* Task objective
An exact copy of the entries is required, excluding any pictures.
=== Material provided ===
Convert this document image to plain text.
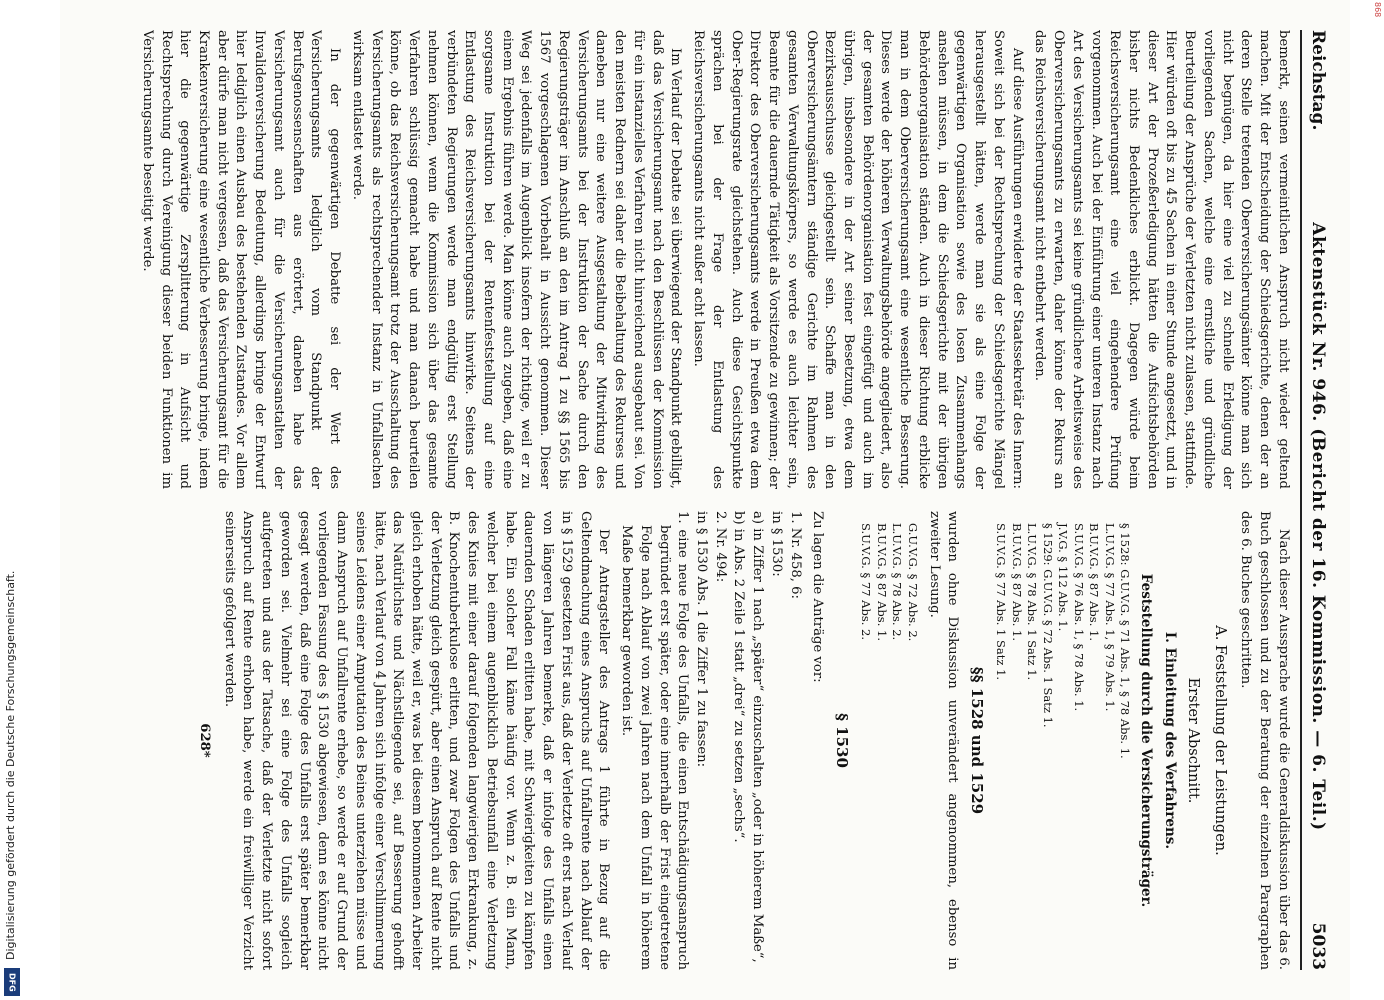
DFG
Digitalisierung gefördert durch die Deutsche Forschungsgemeinschaft.
868
Reichstag.
Aktenstück Nr. 946. (Bericht der 16. Kommission. — 6. Teil.)
5033

bemerkt, seinen vermeintlichen Anspruch nicht wieder geltend machen. Mit der Entscheidung der Schiedsgerichte, denen der an deren Stelle tretenden Oberversicherungsämter könne man sich nicht begnügen, da hier eine viel zu schnelle Erledigung der vorliegenden Sachen, welche eine ernstliche und gründliche Beurteilung der Ansprüche der Verletzten nicht zulassen, stattfinde. Hier würden oft bis zu 45 Sachen in einer Stunde angesetzt, und in dieser Art der Prozeßerledigung hätten die Aufsichtsbehörden bisher nichts Bedenkliches erblickt. Dagegen würde beim Reichsversicherungsamt eine viel eingehendere Prüfung vorgenommen. Auch bei der Einführung einer unteren Instanz nach Art des Versicherungsamts sei keine gründlichere Arbeitsweise des Oberversicherungsamts zu erwarten, daher könne der Rekurs an das Reichsversicherungsamt nicht entbehrt werden.

Auf diese Ausführungen erwiderte der Staatssekretär des Innern: Soweit sich bei der Rechtsprechung der Schiedsgerichte Mängel herausgestellt hätten, werde man sie als eine Folge der gegenwärtigen Organisation sowie des losen Zusammenhangs ansehen müssen, in dem die Schiedsgerichte mit der übrigen Behördenorganisation ständen. Auch in dieser Richtung erblicke man in dem Oberversicherungsamt eine wesentliche Besserung. Dieses werde der höheren Verwaltungsbehörde angegliedert, also der gesamten Behördenorganisation fest eingefügt und auch im übrigen, insbesondere in der Art seiner Besetzung, etwa dem Bezirksausschusse gleichgestellt sein. Schaffe man in den Oberversicherungsämtern ständige Gerichte im Rahmen des gesamten Verwaltungskörpers, so werde es auch leichter sein, Beamte für die dauernde Tätigkeit als Vorsitzende zu gewinnen; der Direktor des Oberversicherungsamts werde in Preußen etwa dem Ober-Regierungsrate gleichstehen. Auch diese Gesichtspunkte sprächen bei der Frage der Entlastung des Reichsversicherungsamts nicht außer acht lassen.

Im Verlauf der Debatte sei überwiegend der Standpunkt gebilligt, daß das Versicherungsamt nach den Beschlüssen der Kommission für ein instanzielles Verfahren nicht hinreichend ausgebaut sei. Von den meisten Rednern sei daher die Beibehaltung des Rekurses und daneben nur eine weitere Ausgestaltung der Mitwirkung des Versicherungsamts bei der Instruktion der Sache durch den Regierungsträger im Anschluß an den im Antrag 1 zu §§ 1565 bis 1567 vorgeschlagenen Vorbehalt in Aussicht genommen. Dieser Weg sei jedenfalls im Augenblick insofern der richtige, weil er zu einem Ergebnis führen werde. Man könne auch zugeben, daß eine sorgsame Instruktion bei der Rentenfeststellung auf eine Entlastung des Reichsversicherungsamts hinwirke. Seitens der verbündeten Regierungen werde man endgültig erst Stellung nehmen können, wenn die Kommission sich über das gesamte Verfahren schlüssig gemacht habe und man danach beurteilen könne, ob das Reichsversicherungsamt trotz der Ausschaltung des Versicherungsamts als rechtsprechender Instanz in Unfallsachen wirksam entlastet werde.

In der gegenwärtigen Debatte sei der Wert des Versicherungsamts lediglich vom Standpunkt der Berufsgenossenschaften aus erörtert, daneben habe das Versicherungsamt auch für die Versicherungsanstalten der Invalidenversicherung Bedeutung, allerdings bringe der Entwurf hier lediglich einen Ausbau des bestehenden Zustandes. Vor allem aber dürfe man nicht vergessen, daß das Versicherungsamt für die Krankenversicherung eine wesentliche Verbesserung bringe, indem hier die gegenwärtige Zersplitterung in Aufsicht und Rechtsprechung durch Vereinigung dieser beiden Funktionen im Versicherungsamte beseitigt werde.

Nach dieser Aussprache wurde die Generaldiskussion über das 6. Buch geschlossen und zu der Beratung der einzelnen Paragraphen des 6. Buches geschritten.

A. Feststellung der Leistungen.
Erster Abschnitt.
I. Einleitung des Verfahrens.
Feststellung durch die Versicherungsträger.
§ 1528: G.U.V.G. § 71 Abs. 1, § 78 Abs. 1.
L.U.V.G. § 77 Abs. 1, § 79 Abs. 1.
B.U.V.G. § 87 Abs. 1.
S.U.V.G. § 76 Abs. 1, § 78 Abs. 1.
J.V.G. § 112 Abs. 1.
§ 1529: G.U.V.G. § 72 Abs. 1 Satz 1.
L.U.V.G. § 78 Abs. 1 Satz 1.
B.U.V.G. § 87 Abs. 1.
S.U.V.G. § 77 Abs. 1 Satz 1.
§§ 1528 und 1529

wurden ohne Diskussion unverändert angenommen, ebenso in zweiter Lesung.

G.U.V.G. § 72 Abs. 2.
L.U.V.G. § 78 Abs. 2.
B.U.V.G. § 87 Abs. 1.
S.U.V.G. § 77 Abs. 2.
§ 1530

Zu lagen die Anträge vor:

1. Nr. 458, 6:
in § 1530:
a) in Ziffer 1 nach „später“ einzuschalten „oder in höherem Maße“,
b) in Abs. 2 Zeile 1 statt „drei“ zu setzen „sechs“.
2. Nr. 494:
in § 1530 Abs. 1 die Ziffer 1 zu fassen:
1. eine neue Folge des Unfalls, die einen Entschädigungsanspruch begründet erst später, oder eine innerhalb der Frist eingetretene Folge nach Ablauf von zwei Jahren nach dem Unfall in höherem Maße bemerkbar geworden ist.

Der Antragsteller des Antrags 1 führte in Bezug auf die Geltendmachung eines Anspruchs auf Unfallrente nach Ablauf der in § 1529 gesetzten Frist aus, daß der Verletzte oft erst nach Verlauf von längeren Jahren bemerke, daß er infolge des Unfalls einen dauernden Schaden erlitten habe, mit Schwierigkeiten zu kämpfen habe. Ein solcher Fall käme häufig vor. Wenn z. B. ein Mann, welcher bei einem augenblicklich Betriebsunfall eine Verletzung des Knies mit einer darauf folgenden langwierigen Erkrankung, z. B. Knochentuberkulose erlitten, und zwar Folgen des Unfalls und der Verletzung gleich gespürt, aber einen Anspruch auf Rente nicht gleich erhoben hätte, weil er, was bei diesem benommenen Arbeiter das Natürlichste und Nächstliegende sei, auf Besserung gehofft hätte, nach Verlauf von 4 Jahren sich infolge einer Verschlimmerung seines Leidens einer Amputation des Beines unterziehen müsse und dann Anspruch auf Unfallrente erhebe, so werde er auf Grund der vorliegenden Fassung des § 1530 abgewiesen, denn es könne nicht gesagt werden, daß eine Folge des Unfalls erst später bemerkbar geworden sei. Vielmehr sei eine Folge des Unfalls sogleich aufgetreten und aus der Tatsache, daß der Verletzte nicht sofort Anspruch auf Rente erhoben habe, werde ein freiwilliger Verzicht seinerseits gefolgert werden.

628*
===
* Result for this task
Convert this document image to plain text.
DFG
Digitalisierung gefördert durch die Deutsche Forschungsgemeinschaft.
868
Reichstag.
Aktenstück Nr. 946. (Bericht der 16. Kommission. — 6. Teil.)
5033

bemerkt, seinen vermeintlichen Anspruch nicht wieder geltend machen. Mit der Entscheidung der Schiedsgerichte, denen der an deren Stelle tretenden Oberversicherungsämter könne man sich nicht begnügen, da hier eine viel zu schnelle Erledigung der vorliegenden Sachen, welche eine ernstliche und gründliche Beurteilung der Ansprüche der Verletzten nicht zulassen, stattfinde. Hier würden oft bis zu 45 Sachen in einer Stunde angesetzt, und in dieser Art der Prozeßerledigung hätten die Aufsichtsbehörden bisher nichts Bedenkliches erblickt. Dagegen würde beim Reichsversicherungsamt eine viel eingehendere Prüfung vorgenommen. Auch bei der Einführung einer unteren Instanz nach Art des Versicherungsamts sei keine gründlichere Arbeitsweise des Oberversicherungsamts zu erwarten, daher könne der Rekurs an das Reichsversicherungsamt nicht entbehrt werden.

Auf diese Ausführungen erwiderte der Staatssekretär des Innern: Soweit sich bei der Rechtsprechung der Schiedsgerichte Mängel herausgestellt hätten, werde man sie als eine Folge der gegenwärtigen Organisation sowie des losen Zusammenhangs ansehen müssen, in dem die Schiedsgerichte mit der übrigen Behördenorganisation ständen. Auch in dieser Richtung erblicke man in dem Oberversicherungsamt eine wesentliche Besserung. Dieses werde der höheren Verwaltungsbehörde angegliedert, also der gesamten Behördenorganisation fest eingefügt und auch im übrigen, insbesondere in der Art seiner Besetzung, etwa dem Bezirksausschusse gleichgestellt sein. Schaffe man in den Oberversicherungsämtern ständige Gerichte im Rahmen des gesamten Verwaltungskörpers, so werde es auch leichter sein, Beamte für die dauernde Tätigkeit als Vorsitzende zu gewinnen; der Direktor des Oberversicherungsamts werde in Preußen etwa dem Ober-Regierungsrate gleichstehen. Auch diese Gesichtspunkte sprächen bei der Frage der Entlastung des Reichsversicherungsamts nicht außer acht lassen.

Im Verlauf der Debatte sei überwiegend der Standpunkt gebilligt, daß das Versicherungsamt nach den Beschlüssen der Kommission für ein instanzielles Verfahren nicht hinreichend ausgebaut sei. Von den meisten Rednern sei daher die Beibehaltung des Rekurses und daneben nur eine weitere Ausgestaltung der Mitwirkung des Versicherungsamts bei der Instruktion der Sache durch den Regierungsträger im Anschluß an den im Antrag 1 zu §§ 1565 bis 1567 vorgeschlagenen Vorbehalt in Aussicht genommen. Dieser Weg sei jedenfalls im Augenblick insofern der richtige, weil er zu einem Ergebnis führen werde. Man könne auch zugeben, daß eine sorgsame Instruktion bei der Rentenfeststellung auf eine Entlastung des Reichsversicherungsamts hinwirke. Seitens der verbündeten Regierungen werde man endgültig erst Stellung nehmen können, wenn die Kommission sich über das gesamte Verfahren schlüssig gemacht habe und man danach beurteilen könne, ob das Reichsversicherungsamt trotz der Ausschaltung des Versicherungsamts als rechtsprechender Instanz in Unfallsachen wirksam entlastet werde.

In der gegenwärtigen Debatte sei der Wert des Versicherungsamts lediglich vom Standpunkt der Berufsgenossenschaften aus erörtert, daneben habe das Versicherungsamt auch für die Versicherungsanstalten der Invalidenversicherung Bedeutung, allerdings bringe der Entwurf hier lediglich einen Ausbau des bestehenden Zustandes. Vor allem aber dürfe man nicht vergessen, daß das Versicherungsamt für die Krankenversicherung eine wesentliche Verbesserung bringe, indem hier die gegenwärtige Zersplitterung in Aufsicht und Rechtsprechung durch Vereinigung dieser beiden Funktionen im Versicherungsamte beseitigt werde.

Nach dieser Aussprache wurde die Generaldiskussion über das 6. Buch geschlossen und zu der Beratung der einzelnen Paragraphen des 6. Buches geschritten.

A. Feststellung der Leistungen.
Erster Abschnitt.
I. Einleitung des Verfahrens.
Feststellung durch die Versicherungsträger.
§ 1528: G.U.V.G. § 71 Abs. 1, § 78 Abs. 1.
L.U.V.G. § 77 Abs. 1, § 79 Abs. 1.
B.U.V.G. § 87 Abs. 1.
S.U.V.G. § 76 Abs. 1, § 78 Abs. 1.
J.V.G. § 112 Abs. 1.
§ 1529: G.U.V.G. § 72 Abs. 1 Satz 1.
L.U.V.G. § 78 Abs. 1 Satz 1.
B.U.V.G. § 87 Abs. 1.
S.U.V.G. § 77 Abs. 1 Satz 1.
§§ 1528 und 1529

wurden ohne Diskussion unverändert angenommen, ebenso in zweiter Lesung.

G.U.V.G. § 72 Abs. 2.
L.U.V.G. § 78 Abs. 2.
B.U.V.G. § 87 Abs. 1.
S.U.V.G. § 77 Abs. 2.
§ 1530

Zu lagen die Anträge vor:

1. Nr. 458, 6:
in § 1530:
a) in Ziffer 1 nach „später“ einzuschalten „oder in höherem Maße“,
b) in Abs. 2 Zeile 1 statt „drei“ zu setzen „sechs“.
2. Nr. 494:
in § 1530 Abs. 1 die Ziffer 1 zu fassen:
1. eine neue Folge des Unfalls, die einen Entschädigungsanspruch begründet erst später, oder eine innerhalb der Frist eingetretene Folge nach Ablauf von zwei Jahren nach dem Unfall in höherem Maße bemerkbar geworden ist.

Der Antragsteller des Antrags 1 führte in Bezug auf die Geltendmachung eines Anspruchs auf Unfallrente nach Ablauf der in § 1529 gesetzten Frist aus, daß der Verletzte oft erst nach Verlauf von längeren Jahren bemerke, daß er infolge des Unfalls einen dauernden Schaden erlitten habe, mit Schwierigkeiten zu kämpfen habe. Ein solcher Fall käme häufig vor. Wenn z. B. ein Mann, welcher bei einem augenblicklich Betriebsunfall eine Verletzung des Knies mit einer darauf folgenden langwierigen Erkrankung, z. B. Knochentuberkulose erlitten, und zwar Folgen des Unfalls und der Verletzung gleich gespürt, aber einen Anspruch auf Rente nicht gleich erhoben hätte, weil er, was bei diesem benommenen Arbeiter das Natürlichste und Nächstliegende sei, auf Besserung gehofft hätte, nach Verlauf von 4 Jahren sich infolge einer Verschlimmerung seines Leidens einer Amputation des Beines unterziehen müsse und dann Anspruch auf Unfallrente erhebe, so werde er auf Grund der vorliegenden Fassung des § 1530 abgewiesen, denn es könne nicht gesagt werden, daß eine Folge des Unfalls erst später bemerkbar geworden sei. Vielmehr sei eine Folge des Unfalls sogleich aufgetreten und aus der Tatsache, daß der Verletzte nicht sofort Anspruch auf Rente erhoben habe, werde ein freiwilliger Verzicht seinerseits gefolgert werden.

628*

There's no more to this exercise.